WHAT YOU NEED TO DO: Extract all of the entries and set them down verbatim.

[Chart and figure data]

* * * * * * *

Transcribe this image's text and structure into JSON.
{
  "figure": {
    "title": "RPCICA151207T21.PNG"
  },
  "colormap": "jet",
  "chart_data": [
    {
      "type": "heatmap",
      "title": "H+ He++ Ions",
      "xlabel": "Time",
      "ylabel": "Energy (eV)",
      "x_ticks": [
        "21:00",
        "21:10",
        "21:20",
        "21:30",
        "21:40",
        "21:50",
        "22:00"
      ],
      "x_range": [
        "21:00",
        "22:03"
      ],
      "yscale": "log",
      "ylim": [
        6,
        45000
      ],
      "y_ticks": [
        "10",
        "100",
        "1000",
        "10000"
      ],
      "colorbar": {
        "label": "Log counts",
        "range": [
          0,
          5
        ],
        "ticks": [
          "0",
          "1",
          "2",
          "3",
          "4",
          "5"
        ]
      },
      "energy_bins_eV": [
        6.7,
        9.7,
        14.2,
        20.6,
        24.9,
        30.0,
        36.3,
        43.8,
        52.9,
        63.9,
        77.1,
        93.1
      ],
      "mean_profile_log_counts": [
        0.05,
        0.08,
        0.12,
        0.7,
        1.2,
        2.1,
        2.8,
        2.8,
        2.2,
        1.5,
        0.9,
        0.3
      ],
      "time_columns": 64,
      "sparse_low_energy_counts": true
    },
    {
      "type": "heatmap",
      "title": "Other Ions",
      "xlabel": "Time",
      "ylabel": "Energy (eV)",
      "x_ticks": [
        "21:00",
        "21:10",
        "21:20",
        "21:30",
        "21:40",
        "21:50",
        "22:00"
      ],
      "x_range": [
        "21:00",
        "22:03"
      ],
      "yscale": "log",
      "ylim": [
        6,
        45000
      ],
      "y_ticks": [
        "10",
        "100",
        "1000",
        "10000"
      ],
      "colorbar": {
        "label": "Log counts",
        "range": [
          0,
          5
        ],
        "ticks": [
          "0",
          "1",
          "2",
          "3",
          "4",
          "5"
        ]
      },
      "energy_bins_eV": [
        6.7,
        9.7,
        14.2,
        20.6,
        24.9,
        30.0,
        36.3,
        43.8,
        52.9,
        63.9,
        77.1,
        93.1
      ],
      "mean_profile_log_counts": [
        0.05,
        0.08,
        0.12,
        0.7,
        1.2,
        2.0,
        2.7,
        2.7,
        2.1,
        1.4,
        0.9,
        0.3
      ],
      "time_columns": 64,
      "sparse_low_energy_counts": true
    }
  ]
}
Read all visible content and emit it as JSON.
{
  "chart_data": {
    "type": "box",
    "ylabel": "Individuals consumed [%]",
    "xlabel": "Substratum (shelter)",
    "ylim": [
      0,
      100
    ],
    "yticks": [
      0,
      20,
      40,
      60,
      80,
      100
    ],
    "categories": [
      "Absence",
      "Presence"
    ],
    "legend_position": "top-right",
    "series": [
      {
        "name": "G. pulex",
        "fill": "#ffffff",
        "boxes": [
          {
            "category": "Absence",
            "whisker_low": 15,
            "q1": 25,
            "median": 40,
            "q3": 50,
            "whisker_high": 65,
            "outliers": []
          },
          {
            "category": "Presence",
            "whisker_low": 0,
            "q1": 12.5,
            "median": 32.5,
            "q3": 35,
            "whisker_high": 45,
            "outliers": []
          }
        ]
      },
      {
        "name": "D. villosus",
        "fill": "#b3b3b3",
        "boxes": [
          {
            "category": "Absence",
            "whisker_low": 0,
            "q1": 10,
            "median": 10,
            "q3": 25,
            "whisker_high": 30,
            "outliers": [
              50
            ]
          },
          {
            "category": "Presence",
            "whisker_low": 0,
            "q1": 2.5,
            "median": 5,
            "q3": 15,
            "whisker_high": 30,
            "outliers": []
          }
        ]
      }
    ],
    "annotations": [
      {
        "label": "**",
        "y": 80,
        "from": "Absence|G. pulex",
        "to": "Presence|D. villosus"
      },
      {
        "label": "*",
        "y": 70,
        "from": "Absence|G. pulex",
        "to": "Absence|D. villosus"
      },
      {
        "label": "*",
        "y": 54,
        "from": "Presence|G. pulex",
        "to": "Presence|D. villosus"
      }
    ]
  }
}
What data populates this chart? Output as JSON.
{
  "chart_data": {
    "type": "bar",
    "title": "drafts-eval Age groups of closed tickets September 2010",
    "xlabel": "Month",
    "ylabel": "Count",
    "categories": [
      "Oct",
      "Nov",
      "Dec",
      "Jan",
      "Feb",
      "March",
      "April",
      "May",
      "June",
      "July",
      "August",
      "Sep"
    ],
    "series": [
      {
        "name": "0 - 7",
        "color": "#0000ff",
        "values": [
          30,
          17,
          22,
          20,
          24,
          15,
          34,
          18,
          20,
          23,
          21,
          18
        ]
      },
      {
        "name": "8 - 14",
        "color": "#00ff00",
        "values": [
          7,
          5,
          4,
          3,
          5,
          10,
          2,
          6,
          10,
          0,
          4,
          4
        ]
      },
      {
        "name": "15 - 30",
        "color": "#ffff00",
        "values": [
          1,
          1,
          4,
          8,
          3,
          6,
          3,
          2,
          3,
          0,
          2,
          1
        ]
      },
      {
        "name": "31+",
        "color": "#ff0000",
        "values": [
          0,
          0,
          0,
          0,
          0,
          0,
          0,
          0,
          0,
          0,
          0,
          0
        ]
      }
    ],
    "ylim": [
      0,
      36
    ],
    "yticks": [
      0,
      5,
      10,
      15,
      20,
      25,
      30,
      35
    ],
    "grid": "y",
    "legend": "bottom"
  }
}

* * * * * * *

TASK ANSWER:
Transcribe this image's text and structure into JSON.
{
  "figure": {
    "title": "RPCICA151207T21.PNG"
  },
  "colormap": "jet",
  "chart_data": [
    {
      "type": "heatmap",
      "title": "H+ He++ Ions",
      "xlabel": "Time",
      "ylabel": "Energy (eV)",
      "x_ticks": [
        "21:00",
        "21:10",
        "21:20",
        "21:30",
        "21:40",
        "21:50",
        "22:00"
      ],
      "x_range": [
        "21:00",
        "22:03"
      ],
      "yscale": "log",
      "ylim": [
        6,
        45000
      ],
      "y_ticks": [
        "10",
        "100",
        "1000",
        "10000"
      ],
      "colorbar": {
        "label": "Log counts",
        "range": [
          0,
          5
        ],
        "ticks": [
          "0",
          "1",
          "2",
          "3",
          "4",
          "5"
        ]
      },
      "energy_bins_eV": [
        6.7,
        9.7,
        14.2,
        20.6,
        24.9,
        30.0,
        36.3,
        43.8,
        52.9,
        63.9,
        77.1,
        93.1
      ],
      "mean_profile_log_counts": [
        0.05,
        0.08,
        0.12,
        0.7,
        1.2,
        2.1,
        2.8,
        2.8,
        2.2,
        1.5,
        0.9,
        0.3
      ],
      "time_columns": 64,
      "sparse_low_energy_counts": true
    },
    {
      "type": "heatmap",
      "title": "Other Ions",
      "xlabel": "Time",
      "ylabel": "Energy (eV)",
      "x_ticks": [
        "21:00",
        "21:10",
        "21:20",
        "21:30",
        "21:40",
        "21:50",
        "22:00"
      ],
      "x_range": [
        "21:00",
        "22:03"
      ],
      "yscale": "log",
      "ylim": [
        6,
        45000
      ],
      "y_ticks": [
        "10",
        "100",
        "1000",
        "10000"
      ],
      "colorbar": {
        "label": "Log counts",
        "range": [
          0,
          5
        ],
        "ticks": [
          "0",
          "1",
          "2",
          "3",
          "4",
          "5"
        ]
      },
      "energy_bins_eV": [
        6.7,
        9.7,
        14.2,
        20.6,
        24.9,
        30.0,
        36.3,
        43.8,
        52.9,
        63.9,
        77.1,
        93.1
      ],
      "mean_profile_log_counts": [
        0.05,
        0.08,
        0.12,
        0.7,
        1.2,
        2.0,
        2.7,
        2.7,
        2.1,
        1.4,
        0.9,
        0.3
      ],
      "time_columns": 64,
      "sparse_low_energy_counts": true
    }
  ]
}
Read all visible content and emit it as JSON.
{
  "chart_data": {
    "type": "box",
    "ylabel": "Individuals consumed [%]",
    "xlabel": "Substratum (shelter)",
    "ylim": [
      0,
      100
    ],
    "yticks": [
      0,
      20,
      40,
      60,
      80,
      100
    ],
    "categories": [
      "Absence",
      "Presence"
    ],
    "legend_position": "top-right",
    "series": [
      {
        "name": "G. pulex",
        "fill": "#ffffff",
        "boxes": [
          {
            "category": "Absence",
            "whisker_low": 15,
            "q1": 25,
            "median": 40,
            "q3": 50,
            "whisker_high": 65,
            "outliers": []
          },
          {
            "category": "Presence",
            "whisker_low": 0,
            "q1": 12.5,
            "median": 32.5,
            "q3": 35,
            "whisker_high": 45,
            "outliers": []
          }
        ]
      },
      {
        "name": "D. villosus",
        "fill": "#b3b3b3",
        "boxes": [
          {
            "category": "Absence",
            "whisker_low": 0,
            "q1": 10,
            "median": 10,
            "q3": 25,
            "whisker_high": 30,
            "outliers": [
              50
            ]
          },
          {
            "category": "Presence",
            "whisker_low": 0,
            "q1": 2.5,
            "median": 5,
            "q3": 15,
            "whisker_high": 30,
            "outliers": []
          }
        ]
      }
    ],
    "annotations": [
      {
        "label": "**",
        "y": 80,
        "from": "Absence|G. pulex",
        "to": "Presence|D. villosus"
      },
      {
        "label": "*",
        "y": 70,
        "from": "Absence|G. pulex",
        "to": "Absence|D. villosus"
      },
      {
        "label": "*",
        "y": 54,
        "from": "Presence|G. pulex",
        "to": "Presence|D. villosus"
      }
    ]
  }
}
What data populates this chart? Output as JSON.
{
  "chart_data": {
    "type": "bar",
    "title": "drafts-eval Age groups of closed tickets September 2010",
    "xlabel": "Month",
    "ylabel": "Count",
    "categories": [
      "Oct",
      "Nov",
      "Dec",
      "Jan",
      "Feb",
      "March",
      "April",
      "May",
      "June",
      "July",
      "August",
      "Sep"
    ],
    "series": [
      {
        "name": "0 - 7",
        "color": "#0000ff",
        "values": [
          30,
          17,
          22,
          20,
          24,
          15,
          34,
          18,
          20,
          23,
          21,
          18
        ]
      },
      {
        "name": "8 - 14",
        "color": "#00ff00",
        "values": [
          7,
          5,
          4,
          3,
          5,
          10,
          2,
          6,
          10,
          0,
          4,
          4
        ]
      },
      {
        "name": "15 - 30",
        "color": "#ffff00",
        "values": [
          1,
          1,
          4,
          8,
          3,
          6,
          3,
          2,
          3,
          0,
          2,
          1
        ]
      },
      {
        "name": "31+",
        "color": "#ff0000",
        "values": [
          0,
          0,
          0,
          0,
          0,
          0,
          0,
          0,
          0,
          0,
          0,
          0
        ]
      }
    ],
    "ylim": [
      0,
      36
    ],
    "yticks": [
      0,
      5,
      10,
      15,
      20,
      25,
      30,
      35
    ],
    "grid": "y",
    "legend": "bottom"
  }
}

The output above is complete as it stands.